MATERIAL SHOWN:
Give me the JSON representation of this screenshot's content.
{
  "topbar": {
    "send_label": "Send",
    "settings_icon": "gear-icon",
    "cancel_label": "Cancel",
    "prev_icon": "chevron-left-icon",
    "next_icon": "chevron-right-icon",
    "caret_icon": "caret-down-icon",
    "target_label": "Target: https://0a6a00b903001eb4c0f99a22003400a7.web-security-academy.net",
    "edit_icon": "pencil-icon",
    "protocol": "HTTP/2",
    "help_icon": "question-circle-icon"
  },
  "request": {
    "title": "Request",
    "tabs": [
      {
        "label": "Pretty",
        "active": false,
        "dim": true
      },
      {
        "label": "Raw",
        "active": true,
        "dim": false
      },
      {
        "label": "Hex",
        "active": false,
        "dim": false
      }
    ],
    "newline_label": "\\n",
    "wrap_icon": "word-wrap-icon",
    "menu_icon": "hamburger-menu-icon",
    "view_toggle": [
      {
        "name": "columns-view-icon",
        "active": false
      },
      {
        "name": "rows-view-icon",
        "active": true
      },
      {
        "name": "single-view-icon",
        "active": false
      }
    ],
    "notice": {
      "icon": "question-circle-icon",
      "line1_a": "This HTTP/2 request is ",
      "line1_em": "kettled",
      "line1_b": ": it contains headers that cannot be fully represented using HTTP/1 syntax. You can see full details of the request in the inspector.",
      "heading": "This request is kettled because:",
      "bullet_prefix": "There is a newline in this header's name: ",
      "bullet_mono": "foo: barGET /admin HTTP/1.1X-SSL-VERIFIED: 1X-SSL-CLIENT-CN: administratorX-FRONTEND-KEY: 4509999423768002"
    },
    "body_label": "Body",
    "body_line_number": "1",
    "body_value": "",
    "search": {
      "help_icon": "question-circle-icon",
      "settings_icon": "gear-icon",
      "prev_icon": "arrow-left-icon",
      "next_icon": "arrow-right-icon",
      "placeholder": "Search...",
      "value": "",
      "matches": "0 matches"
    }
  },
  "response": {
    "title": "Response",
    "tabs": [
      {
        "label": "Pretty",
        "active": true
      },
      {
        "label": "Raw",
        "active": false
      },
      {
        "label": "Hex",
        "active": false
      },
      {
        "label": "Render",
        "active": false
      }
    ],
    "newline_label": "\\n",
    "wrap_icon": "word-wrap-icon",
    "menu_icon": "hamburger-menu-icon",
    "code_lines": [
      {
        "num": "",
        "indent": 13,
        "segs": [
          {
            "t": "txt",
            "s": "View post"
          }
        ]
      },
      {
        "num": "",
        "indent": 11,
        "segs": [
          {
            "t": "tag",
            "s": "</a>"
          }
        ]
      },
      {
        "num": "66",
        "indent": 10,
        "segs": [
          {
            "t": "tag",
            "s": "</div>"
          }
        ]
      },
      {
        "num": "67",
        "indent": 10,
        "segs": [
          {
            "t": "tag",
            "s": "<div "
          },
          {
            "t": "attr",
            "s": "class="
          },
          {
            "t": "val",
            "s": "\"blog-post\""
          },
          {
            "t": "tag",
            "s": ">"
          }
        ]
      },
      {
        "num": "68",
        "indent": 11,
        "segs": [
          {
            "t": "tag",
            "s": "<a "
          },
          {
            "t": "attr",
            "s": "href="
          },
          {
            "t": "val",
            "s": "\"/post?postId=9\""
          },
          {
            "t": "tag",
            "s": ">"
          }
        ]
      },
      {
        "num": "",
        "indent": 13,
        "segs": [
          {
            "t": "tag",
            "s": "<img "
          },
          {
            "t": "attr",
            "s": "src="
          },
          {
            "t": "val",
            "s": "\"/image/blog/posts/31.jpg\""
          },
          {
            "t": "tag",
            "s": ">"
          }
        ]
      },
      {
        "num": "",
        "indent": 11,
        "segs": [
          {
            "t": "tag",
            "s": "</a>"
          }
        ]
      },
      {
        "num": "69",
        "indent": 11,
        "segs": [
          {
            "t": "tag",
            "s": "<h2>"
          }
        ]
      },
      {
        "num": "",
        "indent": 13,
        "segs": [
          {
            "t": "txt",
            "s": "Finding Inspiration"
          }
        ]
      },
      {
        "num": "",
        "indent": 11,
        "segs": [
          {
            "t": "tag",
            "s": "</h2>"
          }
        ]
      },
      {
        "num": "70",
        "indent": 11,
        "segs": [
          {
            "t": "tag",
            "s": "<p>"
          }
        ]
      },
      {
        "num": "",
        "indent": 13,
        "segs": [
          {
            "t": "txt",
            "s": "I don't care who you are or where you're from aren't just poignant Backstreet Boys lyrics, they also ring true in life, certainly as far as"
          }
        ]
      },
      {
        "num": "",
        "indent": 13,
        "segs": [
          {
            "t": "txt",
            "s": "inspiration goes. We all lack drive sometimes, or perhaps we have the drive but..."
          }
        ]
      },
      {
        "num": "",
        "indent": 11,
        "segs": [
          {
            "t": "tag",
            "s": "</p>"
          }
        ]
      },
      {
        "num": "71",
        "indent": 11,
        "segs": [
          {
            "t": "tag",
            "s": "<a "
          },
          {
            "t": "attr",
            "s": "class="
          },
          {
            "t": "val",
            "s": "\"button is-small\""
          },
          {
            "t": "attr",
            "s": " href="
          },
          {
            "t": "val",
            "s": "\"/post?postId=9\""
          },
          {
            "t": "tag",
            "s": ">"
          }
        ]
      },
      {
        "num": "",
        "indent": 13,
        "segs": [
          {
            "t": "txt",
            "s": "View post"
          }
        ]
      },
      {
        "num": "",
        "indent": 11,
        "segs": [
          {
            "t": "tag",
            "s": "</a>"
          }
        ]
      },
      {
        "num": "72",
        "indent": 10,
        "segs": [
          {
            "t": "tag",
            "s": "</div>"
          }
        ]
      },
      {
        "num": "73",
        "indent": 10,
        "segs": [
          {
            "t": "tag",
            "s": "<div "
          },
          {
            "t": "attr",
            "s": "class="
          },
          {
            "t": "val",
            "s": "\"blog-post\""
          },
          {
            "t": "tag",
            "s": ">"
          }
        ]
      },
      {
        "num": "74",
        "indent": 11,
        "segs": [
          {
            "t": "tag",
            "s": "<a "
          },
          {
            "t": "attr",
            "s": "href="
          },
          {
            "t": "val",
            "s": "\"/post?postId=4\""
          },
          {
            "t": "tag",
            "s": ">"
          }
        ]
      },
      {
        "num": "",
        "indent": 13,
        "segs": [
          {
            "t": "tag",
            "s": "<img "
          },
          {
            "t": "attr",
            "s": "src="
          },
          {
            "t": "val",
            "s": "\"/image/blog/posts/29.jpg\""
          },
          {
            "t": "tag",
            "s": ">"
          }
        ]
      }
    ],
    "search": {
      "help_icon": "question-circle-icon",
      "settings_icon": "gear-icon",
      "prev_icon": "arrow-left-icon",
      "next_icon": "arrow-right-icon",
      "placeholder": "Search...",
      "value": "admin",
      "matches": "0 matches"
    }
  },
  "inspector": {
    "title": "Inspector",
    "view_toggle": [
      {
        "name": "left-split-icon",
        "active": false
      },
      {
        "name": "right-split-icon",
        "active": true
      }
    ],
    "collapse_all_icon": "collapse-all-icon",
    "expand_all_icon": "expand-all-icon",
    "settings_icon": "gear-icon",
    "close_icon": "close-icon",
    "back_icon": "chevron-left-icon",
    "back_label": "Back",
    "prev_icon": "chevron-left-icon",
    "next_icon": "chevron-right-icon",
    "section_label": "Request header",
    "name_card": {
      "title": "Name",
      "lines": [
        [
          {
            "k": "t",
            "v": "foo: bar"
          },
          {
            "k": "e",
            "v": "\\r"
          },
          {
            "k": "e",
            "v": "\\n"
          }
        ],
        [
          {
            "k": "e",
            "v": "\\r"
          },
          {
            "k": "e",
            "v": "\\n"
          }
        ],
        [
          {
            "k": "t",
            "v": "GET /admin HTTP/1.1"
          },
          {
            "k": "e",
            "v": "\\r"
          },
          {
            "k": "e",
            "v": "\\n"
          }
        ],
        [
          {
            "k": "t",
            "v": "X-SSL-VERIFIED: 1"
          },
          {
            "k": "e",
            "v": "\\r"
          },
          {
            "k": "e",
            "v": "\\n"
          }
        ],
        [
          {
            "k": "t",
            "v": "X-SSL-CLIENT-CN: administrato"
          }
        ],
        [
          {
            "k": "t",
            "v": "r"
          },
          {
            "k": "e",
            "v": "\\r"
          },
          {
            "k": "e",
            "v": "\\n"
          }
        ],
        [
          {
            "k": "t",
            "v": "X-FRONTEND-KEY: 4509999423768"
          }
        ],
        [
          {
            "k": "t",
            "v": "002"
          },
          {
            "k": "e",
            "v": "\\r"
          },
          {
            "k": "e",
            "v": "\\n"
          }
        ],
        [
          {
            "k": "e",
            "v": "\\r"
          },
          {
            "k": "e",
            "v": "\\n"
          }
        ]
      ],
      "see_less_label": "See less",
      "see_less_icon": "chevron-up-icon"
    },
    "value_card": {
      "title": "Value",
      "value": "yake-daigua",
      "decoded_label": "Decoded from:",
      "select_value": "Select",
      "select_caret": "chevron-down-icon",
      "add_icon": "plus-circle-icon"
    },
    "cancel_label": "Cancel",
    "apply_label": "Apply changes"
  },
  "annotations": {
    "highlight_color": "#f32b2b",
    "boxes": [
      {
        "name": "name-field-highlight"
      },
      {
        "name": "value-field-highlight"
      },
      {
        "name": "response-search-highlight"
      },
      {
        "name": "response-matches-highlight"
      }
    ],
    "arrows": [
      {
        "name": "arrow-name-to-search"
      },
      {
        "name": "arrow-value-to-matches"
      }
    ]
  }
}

GIVEN PROBLEM: Which lines hold the word "image"? Copy every one of them.

WRITTEN SOLUTION:
            "s": "\"/image/blog/posts/31.jpg\""
            "s": "\"/image/blog/posts/29.jpg\""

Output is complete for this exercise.